### Aim of the exercise
Restate every line of the material, word for word.

### Entries shown
________________

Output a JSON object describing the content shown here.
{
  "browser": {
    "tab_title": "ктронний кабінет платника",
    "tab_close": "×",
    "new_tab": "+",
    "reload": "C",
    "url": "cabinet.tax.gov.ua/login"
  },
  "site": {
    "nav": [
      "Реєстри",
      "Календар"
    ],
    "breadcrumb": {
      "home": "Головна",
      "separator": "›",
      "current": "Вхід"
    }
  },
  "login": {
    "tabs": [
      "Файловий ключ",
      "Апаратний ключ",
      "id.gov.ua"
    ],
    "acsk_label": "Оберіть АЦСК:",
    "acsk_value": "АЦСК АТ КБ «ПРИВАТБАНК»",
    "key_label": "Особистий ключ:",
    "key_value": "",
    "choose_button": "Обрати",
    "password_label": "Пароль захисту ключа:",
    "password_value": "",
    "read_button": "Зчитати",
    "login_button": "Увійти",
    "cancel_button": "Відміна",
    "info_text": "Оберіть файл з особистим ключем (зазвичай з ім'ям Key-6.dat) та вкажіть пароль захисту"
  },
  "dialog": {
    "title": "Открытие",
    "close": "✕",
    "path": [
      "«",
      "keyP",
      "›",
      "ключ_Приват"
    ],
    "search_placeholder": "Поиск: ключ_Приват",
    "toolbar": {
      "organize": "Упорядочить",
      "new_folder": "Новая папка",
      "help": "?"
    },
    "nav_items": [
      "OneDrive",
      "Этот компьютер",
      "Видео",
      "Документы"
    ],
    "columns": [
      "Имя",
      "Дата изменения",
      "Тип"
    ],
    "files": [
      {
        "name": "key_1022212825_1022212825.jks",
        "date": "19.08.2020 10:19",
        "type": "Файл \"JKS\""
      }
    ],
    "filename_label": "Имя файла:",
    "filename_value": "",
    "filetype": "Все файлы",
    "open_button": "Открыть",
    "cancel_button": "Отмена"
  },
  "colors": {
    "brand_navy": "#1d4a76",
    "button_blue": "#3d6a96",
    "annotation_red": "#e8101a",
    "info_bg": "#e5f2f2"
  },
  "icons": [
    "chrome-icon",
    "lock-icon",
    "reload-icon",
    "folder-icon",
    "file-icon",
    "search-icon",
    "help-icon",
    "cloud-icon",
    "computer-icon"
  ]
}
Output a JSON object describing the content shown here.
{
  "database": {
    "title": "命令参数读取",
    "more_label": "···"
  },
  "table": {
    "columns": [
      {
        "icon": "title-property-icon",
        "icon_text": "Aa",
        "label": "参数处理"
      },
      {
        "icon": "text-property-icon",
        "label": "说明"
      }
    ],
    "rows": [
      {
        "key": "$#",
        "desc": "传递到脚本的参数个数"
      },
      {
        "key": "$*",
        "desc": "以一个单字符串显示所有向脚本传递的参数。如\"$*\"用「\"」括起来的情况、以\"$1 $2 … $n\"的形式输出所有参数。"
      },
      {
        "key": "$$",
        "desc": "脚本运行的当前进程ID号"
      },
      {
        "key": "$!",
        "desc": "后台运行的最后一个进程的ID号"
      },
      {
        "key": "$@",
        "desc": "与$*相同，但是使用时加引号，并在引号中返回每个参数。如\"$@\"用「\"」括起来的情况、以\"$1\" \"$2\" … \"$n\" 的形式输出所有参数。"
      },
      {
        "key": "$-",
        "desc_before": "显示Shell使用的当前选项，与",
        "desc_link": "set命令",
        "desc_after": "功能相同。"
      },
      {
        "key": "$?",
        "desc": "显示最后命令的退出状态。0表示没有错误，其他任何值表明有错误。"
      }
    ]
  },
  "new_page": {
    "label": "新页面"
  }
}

________________

### Exercise output
Output a JSON object describing the content shown here.
{
  "browser": {
    "tab_title": "ктронний кабінет платника",
    "tab_close": "×",
    "new_tab": "+",
    "reload": "C",
    "url": "cabinet.tax.gov.ua/login"
  },
  "site": {
    "nav": [
      "Реєстри",
      "Календар"
    ],
    "breadcrumb": {
      "home": "Головна",
      "separator": "›",
      "current": "Вхід"
    }
  },
  "login": {
    "tabs": [
      "Файловий ключ",
      "Апаратний ключ",
      "id.gov.ua"
    ],
    "acsk_label": "Оберіть АЦСК:",
    "acsk_value": "АЦСК АТ КБ «ПРИВАТБАНК»",
    "key_label": "Особистий ключ:",
    "key_value": "",
    "choose_button": "Обрати",
    "password_label": "Пароль захисту ключа:",
    "password_value": "",
    "read_button": "Зчитати",
    "login_button": "Увійти",
    "cancel_button": "Відміна",
    "info_text": "Оберіть файл з особистим ключем (зазвичай з ім'ям Key-6.dat) та вкажіть пароль захисту"
  },
  "dialog": {
    "title": "Открытие",
    "close": "✕",
    "path": [
      "«",
      "keyP",
      "›",
      "ключ_Приват"
    ],
    "search_placeholder": "Поиск: ключ_Приват",
    "toolbar": {
      "organize": "Упорядочить",
      "new_folder": "Новая папка",
      "help": "?"
    },
    "nav_items": [
      "OneDrive",
      "Этот компьютер",
      "Видео",
      "Документы"
    ],
    "columns": [
      "Имя",
      "Дата изменения",
      "Тип"
    ],
    "files": [
      {
        "name": "key_1022212825_1022212825.jks",
        "date": "19.08.2020 10:19",
        "type": "Файл \"JKS\""
      }
    ],
    "filename_label": "Имя файла:",
    "filename_value": "",
    "filetype": "Все файлы",
    "open_button": "Открыть",
    "cancel_button": "Отмена"
  },
  "colors": {
    "brand_navy": "#1d4a76",
    "button_blue": "#3d6a96",
    "annotation_red": "#e8101a",
    "info_bg": "#e5f2f2"
  },
  "icons": [
    "chrome-icon",
    "lock-icon",
    "reload-icon",
    "folder-icon",
    "file-icon",
    "search-icon",
    "help-icon",
    "cloud-icon",
    "computer-icon"
  ]
}
Output a JSON object describing the content shown here.
{
  "database": {
    "title": "命令参数读取",
    "more_label": "···"
  },
  "table": {
    "columns": [
      {
        "icon": "title-property-icon",
        "icon_text": "Aa",
        "label": "参数处理"
      },
      {
        "icon": "text-property-icon",
        "label": "说明"
      }
    ],
    "rows": [
      {
        "key": "$#",
        "desc": "传递到脚本的参数个数"
      },
      {
        "key": "$*",
        "desc": "以一个单字符串显示所有向脚本传递的参数。如\"$*\"用「\"」括起来的情况、以\"$1 $2 … $n\"的形式输出所有参数。"
      },
      {
        "key": "$$",
        "desc": "脚本运行的当前进程ID号"
      },
      {
        "key": "$!",
        "desc": "后台运行的最后一个进程的ID号"
      },
      {
        "key": "$@",
        "desc": "与$*相同，但是使用时加引号，并在引号中返回每个参数。如\"$@\"用「\"」括起来的情况、以\"$1\" \"$2\" … \"$n\" 的形式输出所有参数。"
      },
      {
        "key": "$-",
        "desc_before": "显示Shell使用的当前选项，与",
        "desc_link": "set命令",
        "desc_after": "功能相同。"
      },
      {
        "key": "$?",
        "desc": "显示最后命令的退出状态。0表示没有错误，其他任何值表明有错误。"
      }
    ]
  },
  "new_page": {
    "label": "新页面"
  }
}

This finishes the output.